* MATERIAL TO PROCESS
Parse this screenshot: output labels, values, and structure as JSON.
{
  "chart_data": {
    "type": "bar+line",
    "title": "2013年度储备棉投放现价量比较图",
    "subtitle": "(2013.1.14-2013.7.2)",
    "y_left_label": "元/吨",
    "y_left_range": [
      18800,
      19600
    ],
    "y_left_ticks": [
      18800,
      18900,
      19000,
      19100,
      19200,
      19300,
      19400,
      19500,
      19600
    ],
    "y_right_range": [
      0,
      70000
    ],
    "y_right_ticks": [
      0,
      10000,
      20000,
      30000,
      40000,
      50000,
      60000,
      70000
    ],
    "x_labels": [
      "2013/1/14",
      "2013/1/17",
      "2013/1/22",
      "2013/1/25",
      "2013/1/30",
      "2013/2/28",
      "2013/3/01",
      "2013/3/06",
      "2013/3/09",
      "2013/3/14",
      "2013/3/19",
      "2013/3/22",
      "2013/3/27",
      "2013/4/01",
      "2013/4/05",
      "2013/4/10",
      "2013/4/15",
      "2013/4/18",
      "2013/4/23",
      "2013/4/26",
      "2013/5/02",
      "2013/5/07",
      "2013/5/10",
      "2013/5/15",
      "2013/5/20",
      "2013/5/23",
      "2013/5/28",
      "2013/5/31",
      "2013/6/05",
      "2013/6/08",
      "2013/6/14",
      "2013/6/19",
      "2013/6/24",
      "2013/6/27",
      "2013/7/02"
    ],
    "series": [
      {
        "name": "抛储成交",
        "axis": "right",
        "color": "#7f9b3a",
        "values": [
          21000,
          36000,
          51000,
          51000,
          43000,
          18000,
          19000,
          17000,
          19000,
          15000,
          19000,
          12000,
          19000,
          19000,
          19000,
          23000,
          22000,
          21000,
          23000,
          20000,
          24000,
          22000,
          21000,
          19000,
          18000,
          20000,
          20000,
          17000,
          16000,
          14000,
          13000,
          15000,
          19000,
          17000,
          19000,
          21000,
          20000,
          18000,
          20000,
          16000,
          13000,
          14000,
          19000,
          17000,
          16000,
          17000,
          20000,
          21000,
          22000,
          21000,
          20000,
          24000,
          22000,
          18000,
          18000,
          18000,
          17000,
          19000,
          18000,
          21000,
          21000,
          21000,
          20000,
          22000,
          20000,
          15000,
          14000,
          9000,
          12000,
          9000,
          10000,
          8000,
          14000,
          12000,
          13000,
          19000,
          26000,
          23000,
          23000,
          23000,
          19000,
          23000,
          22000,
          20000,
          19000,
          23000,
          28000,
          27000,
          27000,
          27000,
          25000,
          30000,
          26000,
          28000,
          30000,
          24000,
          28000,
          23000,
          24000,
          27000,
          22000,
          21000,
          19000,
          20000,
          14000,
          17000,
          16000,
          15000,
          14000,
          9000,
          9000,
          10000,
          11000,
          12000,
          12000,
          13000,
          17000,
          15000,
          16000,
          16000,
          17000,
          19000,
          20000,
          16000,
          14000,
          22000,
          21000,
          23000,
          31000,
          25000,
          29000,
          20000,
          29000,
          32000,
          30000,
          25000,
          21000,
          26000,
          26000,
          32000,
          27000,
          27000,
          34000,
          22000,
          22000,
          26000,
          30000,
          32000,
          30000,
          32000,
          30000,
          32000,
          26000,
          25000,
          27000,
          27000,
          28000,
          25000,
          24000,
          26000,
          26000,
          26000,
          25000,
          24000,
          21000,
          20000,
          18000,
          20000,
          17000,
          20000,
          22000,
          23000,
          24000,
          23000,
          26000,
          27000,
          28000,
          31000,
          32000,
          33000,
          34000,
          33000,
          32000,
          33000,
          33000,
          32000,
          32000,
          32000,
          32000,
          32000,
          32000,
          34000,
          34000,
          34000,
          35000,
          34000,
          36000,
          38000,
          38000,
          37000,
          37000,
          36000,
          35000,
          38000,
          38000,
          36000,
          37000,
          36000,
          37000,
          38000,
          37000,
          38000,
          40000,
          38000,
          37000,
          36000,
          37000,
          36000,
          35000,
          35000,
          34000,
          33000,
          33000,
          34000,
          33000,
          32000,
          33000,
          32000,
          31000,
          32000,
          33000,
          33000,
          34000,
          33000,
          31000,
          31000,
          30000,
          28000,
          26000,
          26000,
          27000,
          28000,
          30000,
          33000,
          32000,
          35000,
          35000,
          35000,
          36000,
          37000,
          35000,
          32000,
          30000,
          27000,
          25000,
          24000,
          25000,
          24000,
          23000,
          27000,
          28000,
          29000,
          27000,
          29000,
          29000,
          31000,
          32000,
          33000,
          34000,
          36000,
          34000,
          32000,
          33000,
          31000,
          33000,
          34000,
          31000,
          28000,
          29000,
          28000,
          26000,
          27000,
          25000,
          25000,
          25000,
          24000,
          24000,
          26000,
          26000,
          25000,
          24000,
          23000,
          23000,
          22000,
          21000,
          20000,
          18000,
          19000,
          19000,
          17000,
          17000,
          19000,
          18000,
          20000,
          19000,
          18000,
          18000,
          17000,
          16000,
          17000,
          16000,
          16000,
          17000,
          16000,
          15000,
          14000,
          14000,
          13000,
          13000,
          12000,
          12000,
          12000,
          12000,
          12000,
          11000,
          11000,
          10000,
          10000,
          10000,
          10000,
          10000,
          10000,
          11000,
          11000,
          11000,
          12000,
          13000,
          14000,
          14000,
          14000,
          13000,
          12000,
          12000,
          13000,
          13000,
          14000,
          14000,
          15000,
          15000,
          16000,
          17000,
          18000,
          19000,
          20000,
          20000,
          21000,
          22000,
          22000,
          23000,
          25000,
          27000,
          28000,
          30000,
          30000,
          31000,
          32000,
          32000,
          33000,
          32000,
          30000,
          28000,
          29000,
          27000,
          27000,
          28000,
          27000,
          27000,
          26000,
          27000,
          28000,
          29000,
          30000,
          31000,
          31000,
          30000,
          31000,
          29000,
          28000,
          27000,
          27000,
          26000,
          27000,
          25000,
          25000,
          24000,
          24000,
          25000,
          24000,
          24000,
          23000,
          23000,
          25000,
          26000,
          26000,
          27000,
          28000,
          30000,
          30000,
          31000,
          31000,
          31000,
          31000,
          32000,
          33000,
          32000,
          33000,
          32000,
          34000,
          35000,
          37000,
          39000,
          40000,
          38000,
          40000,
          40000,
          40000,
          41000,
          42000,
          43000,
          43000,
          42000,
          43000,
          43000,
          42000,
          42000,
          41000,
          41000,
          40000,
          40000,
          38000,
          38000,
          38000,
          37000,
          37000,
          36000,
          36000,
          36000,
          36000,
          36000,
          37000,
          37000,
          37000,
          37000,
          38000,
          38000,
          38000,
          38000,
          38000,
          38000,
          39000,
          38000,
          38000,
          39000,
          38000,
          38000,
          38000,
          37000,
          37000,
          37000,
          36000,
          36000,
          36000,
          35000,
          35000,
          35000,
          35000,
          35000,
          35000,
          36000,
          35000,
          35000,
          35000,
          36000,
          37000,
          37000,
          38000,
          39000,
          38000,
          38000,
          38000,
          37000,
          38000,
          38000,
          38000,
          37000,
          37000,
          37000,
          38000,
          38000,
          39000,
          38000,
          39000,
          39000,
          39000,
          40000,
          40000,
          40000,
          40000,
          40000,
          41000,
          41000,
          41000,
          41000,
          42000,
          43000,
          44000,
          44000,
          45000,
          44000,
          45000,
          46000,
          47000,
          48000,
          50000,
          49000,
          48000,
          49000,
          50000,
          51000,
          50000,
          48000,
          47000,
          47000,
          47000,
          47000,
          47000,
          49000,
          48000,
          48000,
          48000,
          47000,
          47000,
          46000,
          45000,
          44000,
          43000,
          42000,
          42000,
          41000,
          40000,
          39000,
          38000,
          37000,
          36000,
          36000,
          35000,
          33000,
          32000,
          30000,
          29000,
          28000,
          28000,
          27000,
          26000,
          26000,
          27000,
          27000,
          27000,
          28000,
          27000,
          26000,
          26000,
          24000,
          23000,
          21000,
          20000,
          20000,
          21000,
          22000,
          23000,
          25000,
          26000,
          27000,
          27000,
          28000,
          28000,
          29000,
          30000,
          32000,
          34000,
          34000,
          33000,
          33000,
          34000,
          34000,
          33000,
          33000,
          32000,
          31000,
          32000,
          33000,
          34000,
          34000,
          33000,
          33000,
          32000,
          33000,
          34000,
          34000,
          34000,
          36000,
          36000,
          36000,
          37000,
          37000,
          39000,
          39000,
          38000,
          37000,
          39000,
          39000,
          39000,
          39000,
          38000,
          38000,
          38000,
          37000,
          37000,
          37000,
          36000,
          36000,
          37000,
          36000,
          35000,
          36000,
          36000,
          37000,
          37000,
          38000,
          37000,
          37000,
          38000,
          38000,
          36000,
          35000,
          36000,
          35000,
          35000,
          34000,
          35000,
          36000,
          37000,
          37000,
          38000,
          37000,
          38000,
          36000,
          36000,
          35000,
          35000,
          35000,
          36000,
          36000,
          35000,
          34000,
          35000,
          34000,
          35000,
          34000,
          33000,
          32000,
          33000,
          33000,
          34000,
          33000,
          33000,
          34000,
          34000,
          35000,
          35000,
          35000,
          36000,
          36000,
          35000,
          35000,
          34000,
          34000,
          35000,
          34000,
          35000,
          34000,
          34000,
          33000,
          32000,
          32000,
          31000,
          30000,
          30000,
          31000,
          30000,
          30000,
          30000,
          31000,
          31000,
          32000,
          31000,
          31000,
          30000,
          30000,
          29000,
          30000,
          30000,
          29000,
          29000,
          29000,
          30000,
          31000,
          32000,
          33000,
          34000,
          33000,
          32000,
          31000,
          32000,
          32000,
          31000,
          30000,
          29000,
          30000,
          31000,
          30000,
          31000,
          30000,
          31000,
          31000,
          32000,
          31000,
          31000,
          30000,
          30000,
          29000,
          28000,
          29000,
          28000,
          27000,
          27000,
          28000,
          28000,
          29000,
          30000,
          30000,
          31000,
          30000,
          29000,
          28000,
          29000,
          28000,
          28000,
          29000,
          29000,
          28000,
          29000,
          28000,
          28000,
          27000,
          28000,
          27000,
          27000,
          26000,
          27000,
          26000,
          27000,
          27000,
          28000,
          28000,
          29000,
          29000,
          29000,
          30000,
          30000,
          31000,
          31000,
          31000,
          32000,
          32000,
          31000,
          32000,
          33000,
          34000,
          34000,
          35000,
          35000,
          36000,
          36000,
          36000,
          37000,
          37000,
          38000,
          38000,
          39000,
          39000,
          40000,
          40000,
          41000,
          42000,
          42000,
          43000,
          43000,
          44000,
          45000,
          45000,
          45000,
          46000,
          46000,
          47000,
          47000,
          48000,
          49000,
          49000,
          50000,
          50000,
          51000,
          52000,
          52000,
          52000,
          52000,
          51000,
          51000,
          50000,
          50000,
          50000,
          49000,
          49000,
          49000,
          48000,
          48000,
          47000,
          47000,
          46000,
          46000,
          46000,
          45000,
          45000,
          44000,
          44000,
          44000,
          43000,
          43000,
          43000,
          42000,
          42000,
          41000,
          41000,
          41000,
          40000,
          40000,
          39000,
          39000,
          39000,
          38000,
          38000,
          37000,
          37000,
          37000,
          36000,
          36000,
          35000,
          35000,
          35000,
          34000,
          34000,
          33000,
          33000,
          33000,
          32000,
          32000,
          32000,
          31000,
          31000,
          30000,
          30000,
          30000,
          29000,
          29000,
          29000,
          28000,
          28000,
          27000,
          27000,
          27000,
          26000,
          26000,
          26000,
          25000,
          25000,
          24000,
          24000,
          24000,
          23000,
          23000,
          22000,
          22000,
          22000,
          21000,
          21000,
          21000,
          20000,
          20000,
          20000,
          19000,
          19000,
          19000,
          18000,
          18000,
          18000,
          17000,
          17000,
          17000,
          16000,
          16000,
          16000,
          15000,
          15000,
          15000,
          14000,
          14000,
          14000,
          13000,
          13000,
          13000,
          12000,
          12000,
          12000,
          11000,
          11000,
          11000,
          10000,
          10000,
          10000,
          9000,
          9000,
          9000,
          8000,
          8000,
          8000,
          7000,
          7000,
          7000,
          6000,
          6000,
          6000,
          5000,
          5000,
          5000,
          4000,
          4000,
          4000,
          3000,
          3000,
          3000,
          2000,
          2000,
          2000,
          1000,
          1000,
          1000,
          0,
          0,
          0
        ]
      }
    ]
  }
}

* EXERCISE INSTRUCTIONS
Single out each line of the records above with the string "values" in it, and copy it.

* FINAL RESULT
Parse this screenshot: output labels, values, and structure as JSON.
        "values": [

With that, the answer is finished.